### EXERCISE TASKS
a. According to the first post in the forum thread on unemployment benefits, who pays into unemployment?
b. Reproduce everything in the unemployment benefits thread from "Oh no my friend you lumped a lot" down to "(May 27, 2007)".
c. Carry on the forum thread about unemployment benefits past its last sentence.

### TEXT
Dirt, I didn't know if you would be addressing me over on the "excavation" forum so I'm posting here as well. Some of you seem to be missing the point as to why some of us in the construction industry collect unemployment. It has nothing to do with being lazy nor holding our hand out waiting for a freebee. Unemployment is paid in by our employers..not the govt. So that in the event of a lay off. In my case as well as countless others a SEASONAL layoff due to winter conditions (I work in road construction highway heavy). You can't build a decent road (with your tax dollars) on frost! Things of that nature.... Some of us are union as well. We cannot just go out on a whim and pick up any old job we seem fit to take. Are they union jobs? We can get employment through our union halls...But how long will we sit? Until then what will we do? Thats right collect unemployment. You act as though it's an easy road taking unemployment and you talk as though you do so much more than the people getting unemployment. Wake up Jack.. Those of us who have work that is seasonal know all too well about budgeting for our families. I'm sure most on here who are laid off for 2-4 months can tell you precisely in the month of September weather they will make it through the winter or not. We spend 7 to 8 months busting our asses big time during the spring, summer and fall to make sure our kids are alright through the lean months of winter. I can only speak for people in my line of work in this particular state. As for others on U.I, I'm sure there are people milking the system. But as far as I know, my employer pays in for me during the summer months to ensure I'll be there for him this coming spring when work picks up.


----------



## JustaFramer (Jan 21, 2005)

dirt diggler said:


> that's right ... turn an otherwise compelling debate into a pissing contest
> 
> :whistling
> 
> ...




Oh no my friend you lumped a lot of people in with the abusers of UI when you first started this thread. It was a pissing match from the start. :thumbsup:


----------



## KillerToiletSpider (May 27, 2007)

JustaFramer said:


> Oh no my friend you lumped at of people in with the abusers of UI when you first started this thread. It was a pissing match from the start. :thumbsup:


It doesn't matter, he won't answer any questions and run away from the topic anyway.


----------



## SelfContract (Dec 6, 2007)

Now he calls his HD manager support online to take care all of you once & for all.


----------



## dirt diggler (May 14, 2006)

TMatt142 said:


> Dirt, I didn't know if you would be addressing me over on the "excavation" forum so I'm posting here as well.


I apologize for my slow response Matt - I still have others waiting for their responses.:laughing: it's gotten a bit busy here in the General Discussion Area

however, i will address yours when i can


----------



## dirt diggler (May 14, 2006)

KillerToiletSpi said:


> It doesn't matter, he won't answer any questions and run away from the topic anyway.


Well, I'll try answering them all right now:

Celtic - I have glanced at your post, it looks like it will involve some time to read - and i WILL read and i WILL respond. 

Others - 

I've made it clear of my perspectives on this issue. I do not believe in this program.

I think it promotes laziness and "status quo." I think it encourages self-defeating attitudes. I think it prevents people from realizing their TRUE skills and potential. 


I do understand how it may benefit some of you all so that you can keep your guys coming back in the spring. I do understand that. My business is just as seasonal as some of yours - if not even more "seasonally-affected" ...

### RECORD EXTRACTS
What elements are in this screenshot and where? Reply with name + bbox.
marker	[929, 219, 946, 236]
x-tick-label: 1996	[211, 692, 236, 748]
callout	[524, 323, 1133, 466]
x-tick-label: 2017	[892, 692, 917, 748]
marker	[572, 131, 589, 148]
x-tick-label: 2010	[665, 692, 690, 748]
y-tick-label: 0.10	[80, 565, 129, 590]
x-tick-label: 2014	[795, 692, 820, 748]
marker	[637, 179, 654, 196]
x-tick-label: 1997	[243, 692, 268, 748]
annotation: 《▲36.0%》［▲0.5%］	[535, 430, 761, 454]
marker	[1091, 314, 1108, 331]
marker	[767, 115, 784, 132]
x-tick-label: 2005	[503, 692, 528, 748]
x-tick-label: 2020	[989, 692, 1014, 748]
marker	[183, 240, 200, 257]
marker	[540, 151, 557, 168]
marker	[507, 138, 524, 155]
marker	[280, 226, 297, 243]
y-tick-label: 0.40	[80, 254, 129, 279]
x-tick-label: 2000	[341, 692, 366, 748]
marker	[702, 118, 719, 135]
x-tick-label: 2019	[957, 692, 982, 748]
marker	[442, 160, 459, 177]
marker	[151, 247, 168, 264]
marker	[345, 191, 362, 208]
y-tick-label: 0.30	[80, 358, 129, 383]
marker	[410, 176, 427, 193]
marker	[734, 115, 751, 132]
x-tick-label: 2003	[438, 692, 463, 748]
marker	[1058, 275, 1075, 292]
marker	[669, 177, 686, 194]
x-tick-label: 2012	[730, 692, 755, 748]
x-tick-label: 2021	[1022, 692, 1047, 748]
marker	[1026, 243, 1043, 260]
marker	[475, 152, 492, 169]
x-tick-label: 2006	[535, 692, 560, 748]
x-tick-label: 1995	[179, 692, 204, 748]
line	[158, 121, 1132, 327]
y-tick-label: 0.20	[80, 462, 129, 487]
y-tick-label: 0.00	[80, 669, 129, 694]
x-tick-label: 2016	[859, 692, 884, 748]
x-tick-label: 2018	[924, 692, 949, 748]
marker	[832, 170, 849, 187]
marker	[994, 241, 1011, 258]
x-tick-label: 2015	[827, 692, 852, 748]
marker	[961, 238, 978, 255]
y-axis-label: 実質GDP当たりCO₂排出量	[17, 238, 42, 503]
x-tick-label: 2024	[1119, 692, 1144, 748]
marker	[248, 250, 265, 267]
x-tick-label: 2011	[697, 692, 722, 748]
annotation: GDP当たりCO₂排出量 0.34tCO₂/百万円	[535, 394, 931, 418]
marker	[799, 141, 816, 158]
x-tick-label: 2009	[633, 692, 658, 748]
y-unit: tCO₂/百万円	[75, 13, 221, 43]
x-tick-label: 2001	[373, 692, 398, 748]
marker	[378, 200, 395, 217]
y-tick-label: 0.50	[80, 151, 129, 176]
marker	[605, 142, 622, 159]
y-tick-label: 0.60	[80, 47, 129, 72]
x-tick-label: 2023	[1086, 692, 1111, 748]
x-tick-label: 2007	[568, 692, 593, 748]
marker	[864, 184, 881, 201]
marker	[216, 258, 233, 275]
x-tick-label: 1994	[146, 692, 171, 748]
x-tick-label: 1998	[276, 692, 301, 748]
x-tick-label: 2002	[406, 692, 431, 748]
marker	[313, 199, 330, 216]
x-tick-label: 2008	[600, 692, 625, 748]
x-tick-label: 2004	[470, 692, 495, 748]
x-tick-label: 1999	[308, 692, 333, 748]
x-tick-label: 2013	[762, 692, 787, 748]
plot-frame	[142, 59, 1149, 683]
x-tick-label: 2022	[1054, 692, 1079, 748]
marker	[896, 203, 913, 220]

### ANSWER LIST
a. The employers pay into it, not the government.

b.
Oh no my friend you lumped a lot of people in with the abusers of UI when you first started this thread. It was a pissing match from the start. :thumbsup:


----------



## KillerToiletSpider (May 27, 2007)

c.
And I see that it is a bit of an insurance policy.


Still, it does not change my opinion of the subject.


----------



## PARA1 (Jul 18, 2007)

*Charlie Don't Surf!*

_*SOMEDAY THIS WARS GONNA END.







*_


----------



## A W Smith (Oct 14, 2007)

dirt diggler said:


> Well, I'll try answering them all right now:
> 
> Celtic - I have glanced at your post, it looks like it will involve some time to read - and i WILL read and i WILL respond.
> 
> ...


You are committing the fallacy of equating unemployment with welfare. it is not. it not only helps the economy and the unemployed. It benefits the employer who has to temporarily lay off trained employees by keeping them available when work picks up. if not for unemployment these workers would have to find new jobs immediately and the former employer would have to re-train new hires. Both the employer and the employee contribute to unemployment INSURANCE. 

let me ask you some personal questions
Are you living in your own home or apartment away from your parents or extended family?
are you well past your twenties 
do you have or support children or a wife?
do you have a mortgage? 
Do you have life insurance?
are your utility bills in your name?
do you have any other Dependants who depend on your income?

it sounds to me like none of the above.


For me it is all of the above and for the past 25 years i have not even been elegible to collect unemployment,


----------



## backhoe1 (Mar 30, 2007)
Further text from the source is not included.